***** Supplied material
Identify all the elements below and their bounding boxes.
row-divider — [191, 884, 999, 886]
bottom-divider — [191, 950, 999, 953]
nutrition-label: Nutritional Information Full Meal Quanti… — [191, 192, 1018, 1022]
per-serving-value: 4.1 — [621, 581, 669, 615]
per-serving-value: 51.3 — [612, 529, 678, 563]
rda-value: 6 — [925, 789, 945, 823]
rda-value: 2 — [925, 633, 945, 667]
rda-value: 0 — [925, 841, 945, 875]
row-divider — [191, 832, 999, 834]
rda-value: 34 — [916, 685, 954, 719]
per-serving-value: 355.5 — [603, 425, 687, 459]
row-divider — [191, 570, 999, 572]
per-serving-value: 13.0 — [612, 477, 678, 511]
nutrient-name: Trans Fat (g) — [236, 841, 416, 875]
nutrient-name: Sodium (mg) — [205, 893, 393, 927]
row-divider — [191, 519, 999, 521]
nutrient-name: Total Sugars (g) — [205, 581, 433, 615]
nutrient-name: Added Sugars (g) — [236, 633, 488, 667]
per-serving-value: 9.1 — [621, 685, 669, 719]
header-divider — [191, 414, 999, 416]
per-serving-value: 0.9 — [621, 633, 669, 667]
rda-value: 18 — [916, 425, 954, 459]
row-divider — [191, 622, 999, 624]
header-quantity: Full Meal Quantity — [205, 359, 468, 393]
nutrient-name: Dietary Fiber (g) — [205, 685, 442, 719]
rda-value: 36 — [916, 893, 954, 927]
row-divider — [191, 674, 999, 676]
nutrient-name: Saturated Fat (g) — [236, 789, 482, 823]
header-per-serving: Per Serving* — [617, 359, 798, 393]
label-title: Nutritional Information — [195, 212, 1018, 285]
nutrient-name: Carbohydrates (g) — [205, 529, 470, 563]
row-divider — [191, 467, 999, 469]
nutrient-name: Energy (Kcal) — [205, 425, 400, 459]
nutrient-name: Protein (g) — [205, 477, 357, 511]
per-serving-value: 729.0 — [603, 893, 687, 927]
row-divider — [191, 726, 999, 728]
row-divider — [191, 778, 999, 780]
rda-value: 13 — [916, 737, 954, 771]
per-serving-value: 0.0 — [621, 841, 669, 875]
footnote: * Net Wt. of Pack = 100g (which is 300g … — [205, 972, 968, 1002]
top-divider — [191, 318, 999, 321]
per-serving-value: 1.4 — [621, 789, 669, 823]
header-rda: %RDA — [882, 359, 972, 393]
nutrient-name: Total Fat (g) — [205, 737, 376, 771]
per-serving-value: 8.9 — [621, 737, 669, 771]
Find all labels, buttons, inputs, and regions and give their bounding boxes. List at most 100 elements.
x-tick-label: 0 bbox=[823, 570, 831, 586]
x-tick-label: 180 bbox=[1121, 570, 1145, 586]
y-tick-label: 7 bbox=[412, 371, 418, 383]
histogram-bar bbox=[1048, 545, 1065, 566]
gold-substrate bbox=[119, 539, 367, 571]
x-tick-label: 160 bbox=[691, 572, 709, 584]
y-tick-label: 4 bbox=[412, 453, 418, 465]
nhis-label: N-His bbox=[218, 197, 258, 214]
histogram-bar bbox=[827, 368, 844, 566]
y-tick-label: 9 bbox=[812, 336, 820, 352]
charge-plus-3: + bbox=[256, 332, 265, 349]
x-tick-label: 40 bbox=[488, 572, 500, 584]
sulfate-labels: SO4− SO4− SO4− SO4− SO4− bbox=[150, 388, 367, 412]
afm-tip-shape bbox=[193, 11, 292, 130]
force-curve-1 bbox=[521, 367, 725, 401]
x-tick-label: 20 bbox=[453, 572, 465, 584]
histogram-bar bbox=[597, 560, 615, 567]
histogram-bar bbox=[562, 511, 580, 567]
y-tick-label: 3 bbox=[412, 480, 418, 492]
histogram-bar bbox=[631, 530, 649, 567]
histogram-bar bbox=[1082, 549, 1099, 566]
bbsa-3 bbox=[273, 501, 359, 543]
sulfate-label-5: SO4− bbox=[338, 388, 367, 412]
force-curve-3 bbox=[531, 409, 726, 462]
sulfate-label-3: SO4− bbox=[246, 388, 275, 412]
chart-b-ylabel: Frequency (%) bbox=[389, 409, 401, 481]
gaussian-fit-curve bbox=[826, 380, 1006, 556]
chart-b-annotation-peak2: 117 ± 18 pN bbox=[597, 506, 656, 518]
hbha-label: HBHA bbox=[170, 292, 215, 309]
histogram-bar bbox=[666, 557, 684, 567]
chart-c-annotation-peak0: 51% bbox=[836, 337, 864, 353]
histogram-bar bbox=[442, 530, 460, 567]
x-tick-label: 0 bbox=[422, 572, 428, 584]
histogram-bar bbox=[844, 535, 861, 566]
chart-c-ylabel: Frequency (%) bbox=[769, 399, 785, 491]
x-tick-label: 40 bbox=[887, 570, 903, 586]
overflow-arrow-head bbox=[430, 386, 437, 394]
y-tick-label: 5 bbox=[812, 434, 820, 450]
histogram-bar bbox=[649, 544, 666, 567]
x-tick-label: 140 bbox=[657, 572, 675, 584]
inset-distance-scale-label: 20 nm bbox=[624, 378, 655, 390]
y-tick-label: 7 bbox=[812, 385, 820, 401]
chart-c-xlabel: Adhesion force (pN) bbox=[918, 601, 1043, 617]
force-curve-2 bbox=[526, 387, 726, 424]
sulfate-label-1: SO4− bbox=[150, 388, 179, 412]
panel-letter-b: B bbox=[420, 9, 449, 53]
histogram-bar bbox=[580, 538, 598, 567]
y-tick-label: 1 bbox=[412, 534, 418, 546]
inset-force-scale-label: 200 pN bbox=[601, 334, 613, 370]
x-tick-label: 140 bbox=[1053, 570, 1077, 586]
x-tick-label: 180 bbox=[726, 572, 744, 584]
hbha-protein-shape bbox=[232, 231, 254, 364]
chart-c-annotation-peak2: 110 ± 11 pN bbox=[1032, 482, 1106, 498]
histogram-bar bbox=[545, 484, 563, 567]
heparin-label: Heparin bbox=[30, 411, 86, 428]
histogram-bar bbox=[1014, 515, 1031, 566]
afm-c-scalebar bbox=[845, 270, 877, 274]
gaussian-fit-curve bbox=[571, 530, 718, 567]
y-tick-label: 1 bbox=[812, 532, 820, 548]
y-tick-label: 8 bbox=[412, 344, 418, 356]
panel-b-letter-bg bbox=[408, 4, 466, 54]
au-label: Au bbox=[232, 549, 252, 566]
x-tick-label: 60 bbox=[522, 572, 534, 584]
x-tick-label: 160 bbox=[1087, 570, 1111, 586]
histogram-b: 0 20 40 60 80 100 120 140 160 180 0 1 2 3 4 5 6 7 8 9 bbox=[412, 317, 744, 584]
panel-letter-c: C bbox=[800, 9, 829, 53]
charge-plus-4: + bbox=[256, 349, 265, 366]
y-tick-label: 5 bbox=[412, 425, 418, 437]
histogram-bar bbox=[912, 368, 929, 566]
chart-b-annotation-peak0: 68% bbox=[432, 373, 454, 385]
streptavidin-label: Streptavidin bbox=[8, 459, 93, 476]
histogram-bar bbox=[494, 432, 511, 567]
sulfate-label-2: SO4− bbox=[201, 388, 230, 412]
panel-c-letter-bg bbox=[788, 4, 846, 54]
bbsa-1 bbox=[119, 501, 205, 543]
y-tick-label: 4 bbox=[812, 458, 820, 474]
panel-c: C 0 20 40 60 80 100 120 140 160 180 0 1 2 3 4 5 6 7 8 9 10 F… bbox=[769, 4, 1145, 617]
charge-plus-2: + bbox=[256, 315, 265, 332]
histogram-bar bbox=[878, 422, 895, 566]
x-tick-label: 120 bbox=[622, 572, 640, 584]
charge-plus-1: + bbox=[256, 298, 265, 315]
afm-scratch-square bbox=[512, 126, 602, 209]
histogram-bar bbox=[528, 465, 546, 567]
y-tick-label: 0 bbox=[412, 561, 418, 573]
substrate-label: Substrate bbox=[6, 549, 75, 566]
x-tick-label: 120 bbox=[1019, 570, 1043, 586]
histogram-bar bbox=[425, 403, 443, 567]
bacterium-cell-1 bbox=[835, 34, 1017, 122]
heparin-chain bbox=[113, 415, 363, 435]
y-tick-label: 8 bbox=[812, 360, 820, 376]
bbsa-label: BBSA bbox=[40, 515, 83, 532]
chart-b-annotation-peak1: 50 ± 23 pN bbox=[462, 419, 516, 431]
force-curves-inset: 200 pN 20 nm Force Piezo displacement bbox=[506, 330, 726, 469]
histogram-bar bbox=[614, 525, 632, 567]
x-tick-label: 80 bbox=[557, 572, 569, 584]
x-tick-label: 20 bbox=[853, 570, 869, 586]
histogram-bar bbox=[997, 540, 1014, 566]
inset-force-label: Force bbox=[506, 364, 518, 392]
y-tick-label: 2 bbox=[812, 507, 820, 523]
**********
**Activity**:
From the data above, copy each line that has the string "letter".

**Task answer**:
panel-letter-b: B bbox=[420, 9, 449, 53]
panel-b-letter-bg bbox=[408, 4, 466, 54]
panel-letter-c: C bbox=[800, 9, 829, 53]
panel-c-letter-bg bbox=[788, 4, 846, 54]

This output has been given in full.